(Raw records)
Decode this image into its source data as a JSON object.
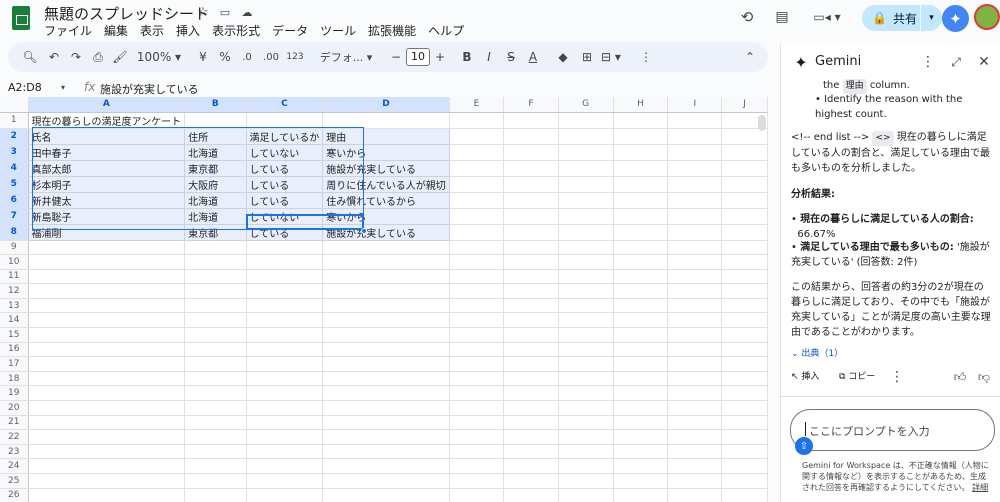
{
  "doc": {
    "title": "無題のスプレッドシート",
    "menu": [
      "ファイル",
      "編集",
      "表示",
      "挿入",
      "表示形式",
      "データ",
      "ツール",
      "拡張機能",
      "ヘルプ"
    ],
    "share_label": "共有"
  },
  "toolbar": {
    "zoom": "100%",
    "currency": "¥",
    "percent": "%",
    "dec_decrease": ".0",
    "dec_increase": ".00",
    "number_format": "123",
    "font": "デフォ...",
    "font_size": "10"
  },
  "formula_bar": {
    "name_box": "A2:D8",
    "fx": "fx",
    "value": "施設が充実している"
  },
  "sheet": {
    "columns": [
      "A",
      "B",
      "C",
      "D",
      "E",
      "F",
      "G",
      "H",
      "I",
      "J"
    ],
    "rows": [
      [
        "1",
        "現在の暮らしの満足度アンケート",
        "",
        "",
        ""
      ],
      [
        "2",
        "氏名",
        "住所",
        "満足しているか",
        "理由"
      ],
      [
        "3",
        "田中春子",
        "北海道",
        "していない",
        "寒いから"
      ],
      [
        "4",
        "真部太郎",
        "東京都",
        "している",
        "施設が充実している"
      ],
      [
        "5",
        "杉本明子",
        "大阪府",
        "している",
        "周りに住んでいる人が親切"
      ],
      [
        "6",
        "新井健太",
        "北海道",
        "している",
        "住み慣れているから"
      ],
      [
        "7",
        "新島聡子",
        "北海道",
        "していない",
        "寒いから"
      ],
      [
        "8",
        "福浦剛",
        "東京都",
        "している",
        "施設が充実している"
      ],
      [
        "9",
        "",
        "",
        "",
        ""
      ],
      [
        "10",
        "",
        "",
        "",
        ""
      ],
      [
        "11",
        "",
        "",
        "",
        ""
      ],
      [
        "12",
        "",
        "",
        "",
        ""
      ],
      [
        "13",
        "",
        "",
        "",
        ""
      ],
      [
        "14",
        "",
        "",
        "",
        ""
      ],
      [
        "15",
        "",
        "",
        "",
        ""
      ],
      [
        "16",
        "",
        "",
        "",
        ""
      ],
      [
        "17",
        "",
        "",
        "",
        ""
      ],
      [
        "18",
        "",
        "",
        "",
        ""
      ],
      [
        "19",
        "",
        "",
        "",
        ""
      ],
      [
        "20",
        "",
        "",
        "",
        ""
      ],
      [
        "21",
        "",
        "",
        "",
        ""
      ],
      [
        "22",
        "",
        "",
        "",
        ""
      ],
      [
        "23",
        "",
        "",
        "",
        ""
      ],
      [
        "24",
        "",
        "",
        "",
        ""
      ],
      [
        "25",
        "",
        "",
        "",
        ""
      ],
      [
        "26",
        "",
        "",
        "",
        ""
      ]
    ]
  },
  "gemini": {
    "title": "Gemini",
    "top_line1": "the",
    "top_chip": "理由",
    "top_line1b": "column.",
    "bullet_prev": "Identify the reason with the highest count.",
    "list_marker": "<!-- end list -->",
    "code_chip": "<>",
    "intro": "現在の暮らしに満足している人の割合と、満足している理由で最も多いものを分析しました。",
    "result_heading": "分析結果:",
    "b1_label": "現在の暮らしに満足している人の割合:",
    "b1_value": "66.67%",
    "b2_label": "満足している理由で最も多いもの:",
    "b2_value": "'施設が充実している' (回答数: 2件)",
    "conclusion": "この結果から、回答者の約3分の2が現在の暮らしに満足しており、その中でも「施設が充実している」ことが満足度の高い主要な理由であることがわかります。",
    "sources": "出典（1）",
    "insert": "挿入",
    "copy": "コピー",
    "prompt_placeholder": "ここにプロンプトを入力",
    "footer": "Gemini for Workspace は、不正確な情報（人物に関する情報など）を表示することがあるため、生成された回答を再確認するようにしてください。",
    "footer_link": "詳細"
  },
  "colors": {
    "accent": "#1a73e8",
    "share_bg": "#c2e7ff",
    "sheets_green": "#188038"
  }
}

EXERCISE -
Among the entries above, identify all lines with "施設が充実している" and copy them.

COMPLETE ANSWER -
    "value": "施設が充実している"
        "施設が充実している"
        "施設が充実している"
    "b2_value": "'施設が充実している' (回答数: 2件)",
    "conclusion": "この結果から、回答者の約3分の2が現在の暮らしに満足しており、その中でも「施設が充実している」ことが満足度の高い主要な理由であることがわかります。",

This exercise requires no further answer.